### What to do
List each line of the data that holds the string "this", please.

(Extracts from a graphics dataset)
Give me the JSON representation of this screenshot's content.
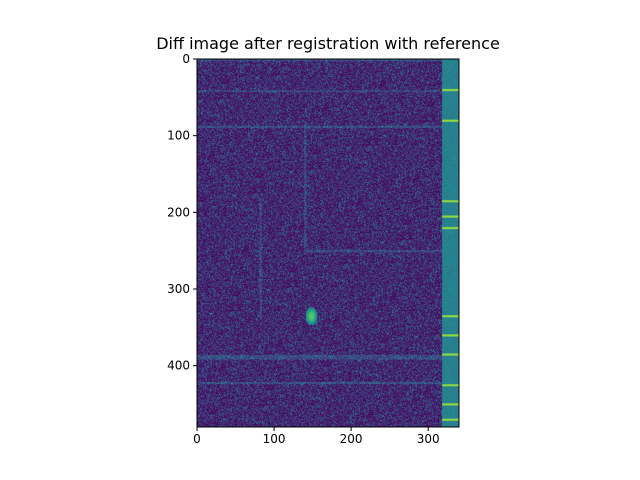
{
  "chart_data": {
    "type": "heatmap",
    "title": "Diff image after registration with reference",
    "xlabel": "",
    "ylabel": "",
    "image_shape": {
      "rows": 480,
      "cols": 340
    },
    "xlim": [
      0,
      340
    ],
    "ylim": [
      480,
      0
    ],
    "y_inverted": true,
    "x_ticks": [
      0,
      100,
      200,
      300
    ],
    "y_ticks": [
      0,
      100,
      200,
      300,
      400
    ],
    "x_tick_labels": [
      "0",
      "100",
      "200",
      "300"
    ],
    "y_tick_labels": [
      "0",
      "100",
      "200",
      "300",
      "400"
    ],
    "colormap": "viridis",
    "colors": {
      "background": "#440154",
      "noise_base": "#46297a",
      "stripe": "#26828e",
      "stripe_bright": "#b5de2b",
      "highlight": "#6ece58"
    },
    "bright_spot": {
      "x": 148,
      "y": 335
    },
    "right_stripe_x": [
      318,
      340
    ],
    "stripe_bands_y": [
      40,
      80,
      185,
      205,
      220,
      335,
      360,
      385,
      425,
      450,
      470
    ]
  }
}
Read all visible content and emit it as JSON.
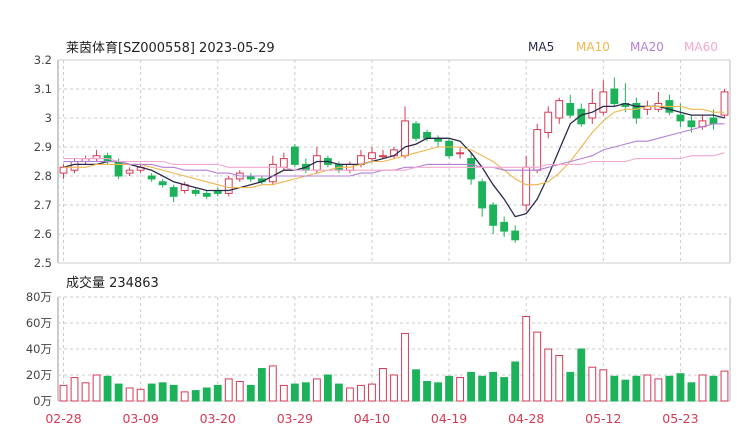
{
  "title": "莱茵体育[SZ000558] 2023-05-29",
  "volume_title": "成交量 234863",
  "legend": [
    {
      "label": "MA5",
      "color": "#2a2a4a"
    },
    {
      "label": "MA10",
      "color": "#f0b64e"
    },
    {
      "label": "MA20",
      "color": "#b67fd6"
    },
    {
      "label": "MA60",
      "color": "#f3a9cf"
    }
  ],
  "colors": {
    "up": "#d63a54",
    "down": "#1db25a",
    "grid": "#cccccc",
    "axis": "#444444",
    "date_label": "#d63a54"
  },
  "chart_data": [
    {
      "type": "candlestick",
      "title": "莱茵体育[SZ000558] 2023-05-29",
      "dates": [
        "02-28",
        "03-01",
        "03-02",
        "03-03",
        "03-06",
        "03-07",
        "03-08",
        "03-09",
        "03-10",
        "03-13",
        "03-14",
        "03-15",
        "03-16",
        "03-17",
        "03-20",
        "03-21",
        "03-22",
        "03-23",
        "03-24",
        "03-27",
        "03-28",
        "03-29",
        "03-30",
        "03-31",
        "04-03",
        "04-04",
        "04-06",
        "04-07",
        "04-10",
        "04-11",
        "04-12",
        "04-13",
        "04-14",
        "04-17",
        "04-18",
        "04-19",
        "04-20",
        "04-21",
        "04-24",
        "04-25",
        "04-26",
        "04-27",
        "04-28",
        "05-04",
        "05-05",
        "05-08",
        "05-09",
        "05-10",
        "05-11",
        "05-12",
        "05-15",
        "05-16",
        "05-17",
        "05-18",
        "05-19",
        "05-22",
        "05-23",
        "05-24",
        "05-25",
        "05-26",
        "05-29"
      ],
      "open": [
        2.81,
        2.82,
        2.85,
        2.86,
        2.87,
        2.85,
        2.81,
        2.82,
        2.8,
        2.78,
        2.76,
        2.75,
        2.75,
        2.74,
        2.75,
        2.74,
        2.79,
        2.8,
        2.79,
        2.78,
        2.83,
        2.9,
        2.84,
        2.82,
        2.86,
        2.84,
        2.82,
        2.84,
        2.86,
        2.87,
        2.87,
        2.87,
        2.98,
        2.95,
        2.93,
        2.92,
        2.88,
        2.86,
        2.78,
        2.7,
        2.64,
        2.61,
        2.7,
        2.82,
        2.95,
        3.0,
        3.05,
        3.03,
        3.0,
        3.02,
        3.1,
        3.05,
        3.05,
        3.03,
        3.03,
        3.06,
        3.01,
        2.99,
        2.97,
        3.0,
        3.01
      ],
      "close": [
        2.83,
        2.85,
        2.86,
        2.87,
        2.85,
        2.8,
        2.82,
        2.83,
        2.79,
        2.77,
        2.73,
        2.77,
        2.74,
        2.73,
        2.74,
        2.79,
        2.81,
        2.79,
        2.78,
        2.84,
        2.86,
        2.84,
        2.82,
        2.87,
        2.84,
        2.82,
        2.84,
        2.87,
        2.88,
        2.87,
        2.89,
        2.99,
        2.93,
        2.93,
        2.92,
        2.87,
        2.88,
        2.79,
        2.69,
        2.63,
        2.61,
        2.58,
        2.83,
        2.96,
        3.02,
        3.06,
        3.01,
        2.98,
        3.05,
        3.09,
        3.05,
        3.04,
        3.0,
        3.04,
        3.05,
        3.02,
        2.99,
        2.97,
        2.99,
        2.98,
        3.09
      ],
      "high": [
        2.84,
        2.86,
        2.87,
        2.89,
        2.88,
        2.86,
        2.83,
        2.84,
        2.81,
        2.79,
        2.77,
        2.78,
        2.76,
        2.75,
        2.76,
        2.8,
        2.82,
        2.81,
        2.8,
        2.87,
        2.88,
        2.91,
        2.86,
        2.9,
        2.87,
        2.85,
        2.85,
        2.89,
        2.9,
        2.89,
        2.9,
        3.04,
        2.99,
        2.96,
        2.94,
        2.93,
        2.9,
        2.88,
        2.79,
        2.71,
        2.66,
        2.63,
        2.87,
        2.98,
        3.04,
        3.07,
        3.08,
        3.05,
        3.1,
        3.13,
        3.14,
        3.12,
        3.07,
        3.06,
        3.09,
        3.08,
        3.05,
        3.01,
        3.01,
        3.03,
        3.1
      ],
      "low": [
        2.79,
        2.81,
        2.84,
        2.85,
        2.84,
        2.79,
        2.8,
        2.81,
        2.78,
        2.76,
        2.71,
        2.74,
        2.73,
        2.72,
        2.73,
        2.73,
        2.78,
        2.78,
        2.77,
        2.77,
        2.82,
        2.83,
        2.81,
        2.81,
        2.83,
        2.81,
        2.81,
        2.83,
        2.85,
        2.86,
        2.86,
        2.86,
        2.92,
        2.92,
        2.9,
        2.86,
        2.86,
        2.77,
        2.66,
        2.6,
        2.59,
        2.57,
        2.68,
        2.81,
        2.93,
        2.98,
        3.0,
        2.97,
        2.98,
        3.01,
        3.04,
        3.02,
        2.98,
        3.01,
        3.02,
        3.01,
        2.97,
        2.95,
        2.96,
        2.96,
        3.0
      ],
      "ma": {
        "MA5": [
          2.83,
          2.84,
          2.84,
          2.84,
          2.85,
          2.85,
          2.84,
          2.83,
          2.82,
          2.8,
          2.78,
          2.77,
          2.76,
          2.75,
          2.75,
          2.75,
          2.76,
          2.77,
          2.78,
          2.8,
          2.82,
          2.82,
          2.83,
          2.85,
          2.85,
          2.84,
          2.84,
          2.84,
          2.85,
          2.86,
          2.87,
          2.9,
          2.91,
          2.93,
          2.93,
          2.93,
          2.92,
          2.88,
          2.83,
          2.77,
          2.72,
          2.66,
          2.67,
          2.72,
          2.8,
          2.89,
          2.98,
          3.01,
          3.02,
          3.04,
          3.04,
          3.05,
          3.04,
          3.04,
          3.04,
          3.03,
          3.02,
          3.01,
          3.01,
          3.01,
          3.0
        ],
        "MA10": [
          2.83,
          2.83,
          2.83,
          2.84,
          2.84,
          2.84,
          2.84,
          2.84,
          2.83,
          2.82,
          2.81,
          2.8,
          2.79,
          2.78,
          2.77,
          2.76,
          2.76,
          2.76,
          2.77,
          2.77,
          2.78,
          2.79,
          2.8,
          2.81,
          2.82,
          2.83,
          2.83,
          2.84,
          2.85,
          2.85,
          2.86,
          2.87,
          2.88,
          2.89,
          2.9,
          2.9,
          2.9,
          2.89,
          2.87,
          2.85,
          2.82,
          2.79,
          2.77,
          2.77,
          2.78,
          2.81,
          2.85,
          2.9,
          2.95,
          2.99,
          3.02,
          3.03,
          3.03,
          3.04,
          3.04,
          3.04,
          3.04,
          3.03,
          3.03,
          3.02,
          3.02
        ],
        "MA20": [
          2.85,
          2.85,
          2.85,
          2.85,
          2.85,
          2.85,
          2.84,
          2.84,
          2.84,
          2.83,
          2.83,
          2.82,
          2.82,
          2.82,
          2.81,
          2.81,
          2.8,
          2.8,
          2.8,
          2.8,
          2.8,
          2.8,
          2.8,
          2.8,
          2.8,
          2.8,
          2.8,
          2.81,
          2.81,
          2.82,
          2.82,
          2.83,
          2.83,
          2.84,
          2.84,
          2.84,
          2.84,
          2.84,
          2.83,
          2.83,
          2.82,
          2.82,
          2.82,
          2.82,
          2.83,
          2.84,
          2.85,
          2.86,
          2.87,
          2.89,
          2.9,
          2.91,
          2.92,
          2.92,
          2.93,
          2.94,
          2.95,
          2.96,
          2.97,
          2.98,
          2.98
        ],
        "MA60": [
          2.86,
          2.86,
          2.86,
          2.86,
          2.86,
          2.85,
          2.85,
          2.85,
          2.85,
          2.85,
          2.84,
          2.84,
          2.84,
          2.84,
          2.84,
          2.83,
          2.83,
          2.83,
          2.83,
          2.83,
          2.83,
          2.82,
          2.82,
          2.82,
          2.82,
          2.82,
          2.82,
          2.82,
          2.82,
          2.82,
          2.82,
          2.82,
          2.83,
          2.83,
          2.83,
          2.83,
          2.83,
          2.83,
          2.83,
          2.83,
          2.83,
          2.83,
          2.83,
          2.83,
          2.84,
          2.84,
          2.84,
          2.84,
          2.85,
          2.85,
          2.85,
          2.85,
          2.86,
          2.86,
          2.86,
          2.86,
          2.86,
          2.87,
          2.87,
          2.87,
          2.88
        ]
      },
      "ylim": [
        2.5,
        3.2
      ],
      "yticks": [
        2.5,
        2.6,
        2.7,
        2.8,
        2.9,
        3,
        3.1,
        3.2
      ],
      "xtick_labels": [
        "02-28",
        "03-09",
        "03-20",
        "03-29",
        "04-10",
        "04-19",
        "04-28",
        "05-12",
        "05-23"
      ],
      "legend": [
        "MA5",
        "MA10",
        "MA20",
        "MA60"
      ],
      "legend_position": "top-right",
      "grid": true
    },
    {
      "type": "bar",
      "title": "成交量 234863",
      "volume": [
        12,
        18,
        14,
        20,
        19,
        13,
        10,
        9,
        13,
        14,
        12,
        7,
        8,
        10,
        12,
        17,
        15,
        12,
        25,
        27,
        12,
        13,
        14,
        17,
        20,
        13,
        10,
        12,
        13,
        25,
        20,
        52,
        24,
        15,
        14,
        19,
        18,
        22,
        19,
        22,
        18,
        30,
        65,
        53,
        40,
        35,
        22,
        40,
        26,
        24,
        19,
        16,
        19,
        20,
        17,
        19,
        21,
        14,
        20,
        19,
        23
      ],
      "volume_unit": "万",
      "yticks": [
        0,
        20,
        40,
        60,
        80
      ],
      "ytick_labels": [
        "0万",
        "20万",
        "40万",
        "60万",
        "80万"
      ],
      "ylim": [
        0,
        80
      ],
      "grid": true
    }
  ]
}
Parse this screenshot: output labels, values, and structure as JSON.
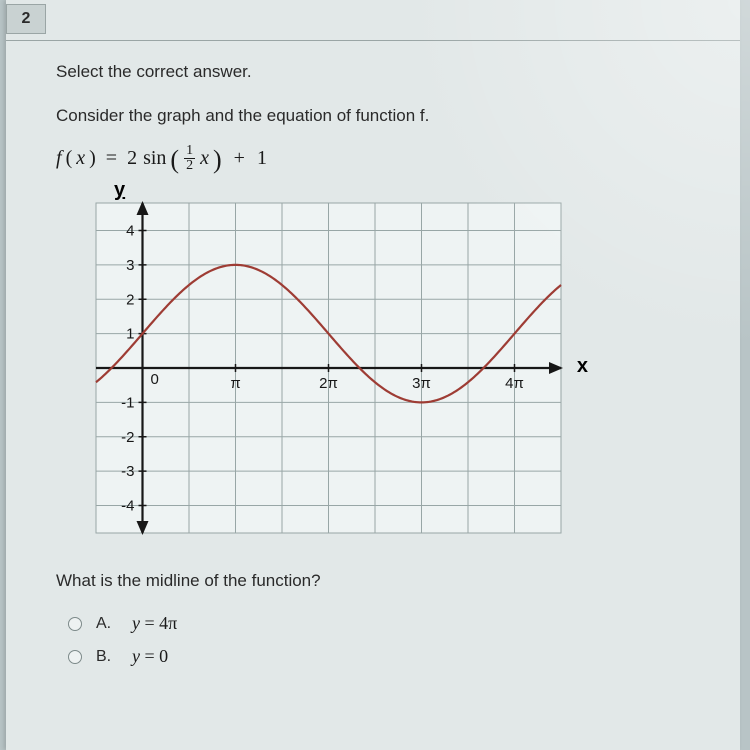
{
  "question_number": "2",
  "prompt": "Select the correct answer.",
  "subprompt": "Consider the graph and the equation of function f.",
  "equation": {
    "lhs_var": "f",
    "lhs_arg": "x",
    "eq": "=",
    "coef": "2",
    "func": "sin",
    "frac_num": "1",
    "frac_den": "2",
    "inner_var": "x",
    "plus": "+",
    "shift": "1"
  },
  "chart": {
    "type": "line",
    "y_axis_label": "y",
    "x_axis_label": "x",
    "plot_bg": "#eef3f3",
    "grid_color": "#98a6a6",
    "axis_color": "#171717",
    "curve_color": "#9e3c34",
    "curve_width": 2.2,
    "x_min_units": -0.5,
    "x_max_units": 4.5,
    "y_min": -4.8,
    "y_max": 4.8,
    "y_ticks": [
      4,
      3,
      2,
      1,
      -1,
      -2,
      -3,
      -4
    ],
    "y_tick_labels": [
      "4",
      "3",
      "2",
      "1",
      "-1",
      "-2",
      "-3",
      "-4"
    ],
    "x_ticks_units": [
      0,
      1,
      2,
      3,
      4
    ],
    "x_tick_labels": [
      "0",
      "π",
      "2π",
      "3π",
      "4π"
    ],
    "amplitude": 2,
    "vshift": 1,
    "period_units": 4
  },
  "question2": "What is the midline of the function?",
  "options": [
    {
      "letter": "A.",
      "text_var": "y",
      "text_eq": " = 4",
      "text_suffix_pi": "π"
    },
    {
      "letter": "B.",
      "text_var": "y",
      "text_eq": " = 0",
      "text_suffix_pi": ""
    }
  ]
}
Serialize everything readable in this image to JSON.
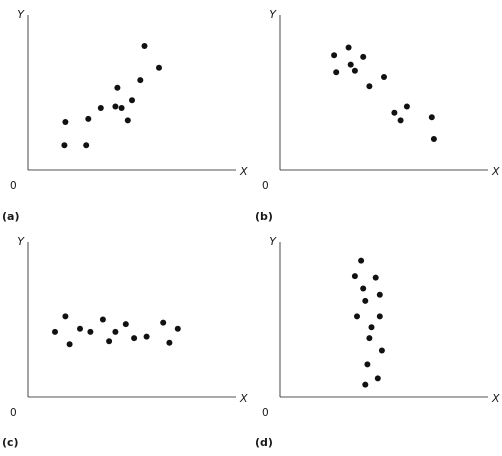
{
  "chart_data": [
    {
      "type": "scatter",
      "panel_label": "(a)",
      "xlabel": "X",
      "ylabel": "Y",
      "origin_label": "0",
      "xlim": [
        0,
        10
      ],
      "ylim": [
        0,
        10
      ],
      "grid": false,
      "x": [
        1.75,
        1.8,
        2.8,
        2.9,
        3.5,
        4.2,
        4.3,
        4.5,
        4.8,
        5.0,
        5.4,
        5.6,
        6.3
      ],
      "y": [
        1.6,
        3.1,
        1.6,
        3.3,
        4.0,
        4.1,
        5.3,
        4.0,
        3.2,
        4.5,
        5.8,
        8.0,
        6.6
      ]
    },
    {
      "type": "scatter",
      "panel_label": "(b)",
      "xlabel": "X",
      "ylabel": "Y",
      "origin_label": "0",
      "xlim": [
        0,
        10
      ],
      "ylim": [
        0,
        10
      ],
      "grid": false,
      "x": [
        2.6,
        2.7,
        3.3,
        3.4,
        3.6,
        4.0,
        4.3,
        5.0,
        5.5,
        5.8,
        6.1,
        7.3,
        7.4
      ],
      "y": [
        7.4,
        6.3,
        7.9,
        6.8,
        6.4,
        7.3,
        5.4,
        6.0,
        3.7,
        3.2,
        4.1,
        3.4,
        2.0
      ]
    },
    {
      "type": "scatter",
      "panel_label": "(c)",
      "xlabel": "X",
      "ylabel": "Y",
      "origin_label": "0",
      "xlim": [
        0,
        10
      ],
      "ylim": [
        0,
        10
      ],
      "grid": false,
      "x": [
        1.3,
        1.8,
        2.0,
        2.5,
        3.0,
        3.6,
        3.9,
        4.2,
        4.7,
        5.1,
        5.7,
        6.5,
        6.8,
        7.2
      ],
      "y": [
        4.2,
        5.2,
        3.4,
        4.4,
        4.2,
        5.0,
        3.6,
        4.2,
        4.7,
        3.8,
        3.9,
        4.8,
        3.5,
        4.4
      ]
    },
    {
      "type": "scatter",
      "panel_label": "(d)",
      "xlabel": "X",
      "ylabel": "Y",
      "origin_label": "0",
      "xlim": [
        0,
        10
      ],
      "ylim": [
        0,
        10
      ],
      "grid": false,
      "x": [
        3.6,
        3.7,
        3.9,
        4.0,
        4.1,
        4.1,
        4.2,
        4.3,
        4.4,
        4.6,
        4.8,
        4.8,
        4.9,
        4.7
      ],
      "y": [
        7.8,
        5.2,
        8.8,
        7.0,
        6.2,
        0.8,
        2.1,
        3.8,
        4.5,
        7.7,
        6.6,
        5.2,
        3.0,
        1.2
      ]
    }
  ]
}
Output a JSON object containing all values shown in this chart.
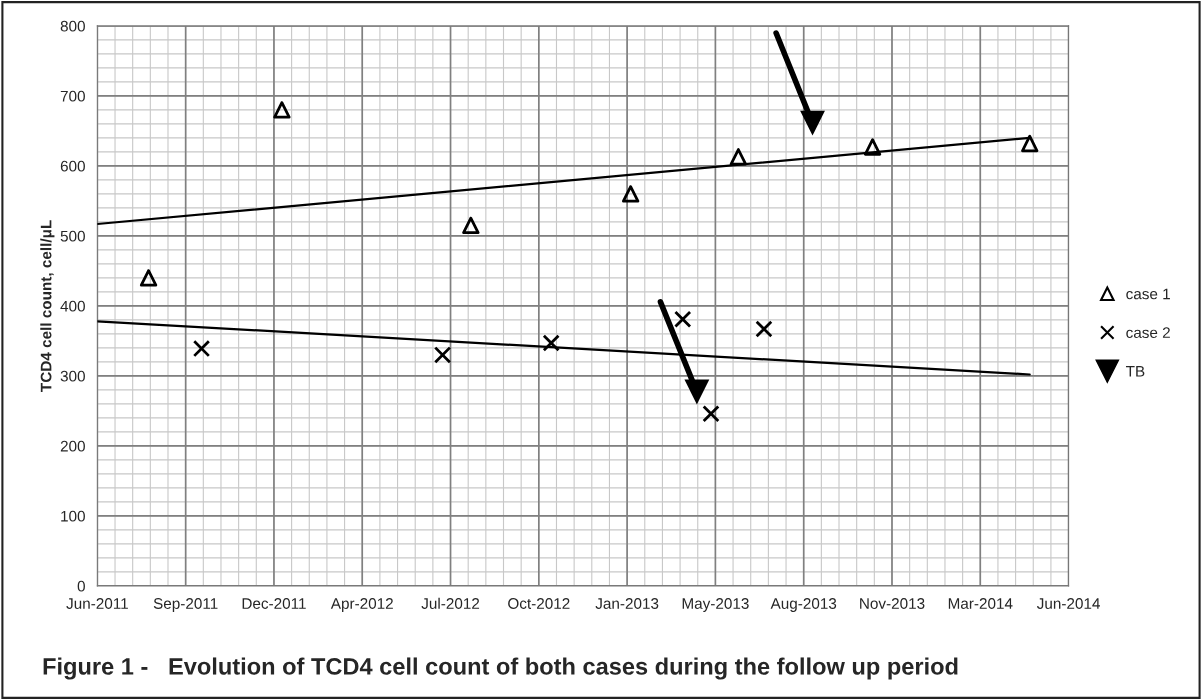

### Answer
Give me the JSON representation of this screenshot's content.
Parse this screenshot: output labels, values, and structure as JSON.
Serialize everything readable in this image to JSON.
Output a JSON object containing all values shown in this chart.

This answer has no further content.